__WHAT THE TASK ASKS__:
From the listing below, copy every line with the word "offtopic".

__Figure content listings__:
↓↓↓
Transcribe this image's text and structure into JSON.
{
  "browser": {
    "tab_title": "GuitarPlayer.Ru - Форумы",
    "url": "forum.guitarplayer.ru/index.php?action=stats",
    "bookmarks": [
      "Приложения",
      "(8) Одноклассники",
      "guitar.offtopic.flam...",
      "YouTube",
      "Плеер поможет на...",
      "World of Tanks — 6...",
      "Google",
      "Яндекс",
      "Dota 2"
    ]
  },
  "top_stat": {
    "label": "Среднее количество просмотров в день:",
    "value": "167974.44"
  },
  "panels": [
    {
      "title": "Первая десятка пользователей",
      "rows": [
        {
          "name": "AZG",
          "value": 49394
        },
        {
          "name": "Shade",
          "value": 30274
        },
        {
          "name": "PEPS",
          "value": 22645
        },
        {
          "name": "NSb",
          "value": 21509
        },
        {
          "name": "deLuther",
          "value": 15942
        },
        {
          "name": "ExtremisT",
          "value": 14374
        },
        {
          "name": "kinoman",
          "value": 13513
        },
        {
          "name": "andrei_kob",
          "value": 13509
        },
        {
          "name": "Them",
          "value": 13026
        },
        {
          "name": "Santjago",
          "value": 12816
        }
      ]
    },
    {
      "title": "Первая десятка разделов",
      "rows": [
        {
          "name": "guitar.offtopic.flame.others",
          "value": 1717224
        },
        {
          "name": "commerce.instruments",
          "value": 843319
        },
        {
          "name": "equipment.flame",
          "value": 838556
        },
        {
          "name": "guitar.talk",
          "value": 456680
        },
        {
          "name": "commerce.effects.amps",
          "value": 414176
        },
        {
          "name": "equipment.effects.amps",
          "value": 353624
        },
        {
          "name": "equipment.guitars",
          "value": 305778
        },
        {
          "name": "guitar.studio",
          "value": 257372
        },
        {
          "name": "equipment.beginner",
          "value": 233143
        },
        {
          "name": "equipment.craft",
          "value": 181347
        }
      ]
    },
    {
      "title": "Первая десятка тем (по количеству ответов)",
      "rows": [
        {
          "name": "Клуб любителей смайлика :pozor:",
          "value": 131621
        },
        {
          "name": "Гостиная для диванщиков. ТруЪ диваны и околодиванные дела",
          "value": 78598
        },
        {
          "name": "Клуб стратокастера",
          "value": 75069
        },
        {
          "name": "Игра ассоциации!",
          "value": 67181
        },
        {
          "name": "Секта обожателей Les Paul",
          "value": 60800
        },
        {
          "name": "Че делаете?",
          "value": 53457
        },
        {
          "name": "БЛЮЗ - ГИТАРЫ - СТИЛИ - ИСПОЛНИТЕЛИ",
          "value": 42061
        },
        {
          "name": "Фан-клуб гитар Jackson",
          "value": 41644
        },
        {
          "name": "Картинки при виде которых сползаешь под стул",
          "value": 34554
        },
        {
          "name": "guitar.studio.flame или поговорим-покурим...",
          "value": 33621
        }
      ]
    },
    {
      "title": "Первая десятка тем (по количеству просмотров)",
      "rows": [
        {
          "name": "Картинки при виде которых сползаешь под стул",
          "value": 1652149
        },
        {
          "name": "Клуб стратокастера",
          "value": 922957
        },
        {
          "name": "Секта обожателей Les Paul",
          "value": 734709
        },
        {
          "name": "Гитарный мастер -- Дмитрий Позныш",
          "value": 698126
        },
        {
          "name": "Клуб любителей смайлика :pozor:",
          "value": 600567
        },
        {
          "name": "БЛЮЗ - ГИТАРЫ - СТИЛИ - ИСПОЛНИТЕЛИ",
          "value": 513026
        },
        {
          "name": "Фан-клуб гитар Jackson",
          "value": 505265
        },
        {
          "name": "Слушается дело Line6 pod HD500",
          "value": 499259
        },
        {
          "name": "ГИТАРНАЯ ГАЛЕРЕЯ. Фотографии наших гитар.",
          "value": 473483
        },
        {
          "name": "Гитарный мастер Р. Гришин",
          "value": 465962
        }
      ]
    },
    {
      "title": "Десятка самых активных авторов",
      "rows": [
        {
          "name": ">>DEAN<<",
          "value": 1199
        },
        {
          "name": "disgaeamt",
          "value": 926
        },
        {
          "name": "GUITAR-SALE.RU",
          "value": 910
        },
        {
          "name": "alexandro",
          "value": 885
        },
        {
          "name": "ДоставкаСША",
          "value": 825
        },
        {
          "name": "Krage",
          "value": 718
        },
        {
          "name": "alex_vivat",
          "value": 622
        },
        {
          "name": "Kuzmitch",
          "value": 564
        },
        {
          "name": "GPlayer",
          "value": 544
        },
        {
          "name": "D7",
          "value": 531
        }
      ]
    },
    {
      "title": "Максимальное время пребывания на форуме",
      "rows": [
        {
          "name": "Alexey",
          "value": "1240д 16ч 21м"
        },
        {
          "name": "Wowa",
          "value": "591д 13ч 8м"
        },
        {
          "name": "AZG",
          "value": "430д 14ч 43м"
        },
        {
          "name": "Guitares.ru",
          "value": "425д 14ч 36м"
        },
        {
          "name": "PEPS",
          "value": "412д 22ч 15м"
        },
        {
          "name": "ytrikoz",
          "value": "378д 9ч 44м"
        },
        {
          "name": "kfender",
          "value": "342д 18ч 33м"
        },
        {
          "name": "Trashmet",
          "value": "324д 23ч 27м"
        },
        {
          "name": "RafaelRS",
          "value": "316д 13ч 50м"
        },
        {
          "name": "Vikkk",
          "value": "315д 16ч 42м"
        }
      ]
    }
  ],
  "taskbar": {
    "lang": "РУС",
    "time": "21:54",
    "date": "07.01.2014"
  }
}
↑↑↑
__SOLUTION TO THIS TASK__:
      "guitar.offtopic.flam...",
          "name": "guitar.offtopic.flame.others",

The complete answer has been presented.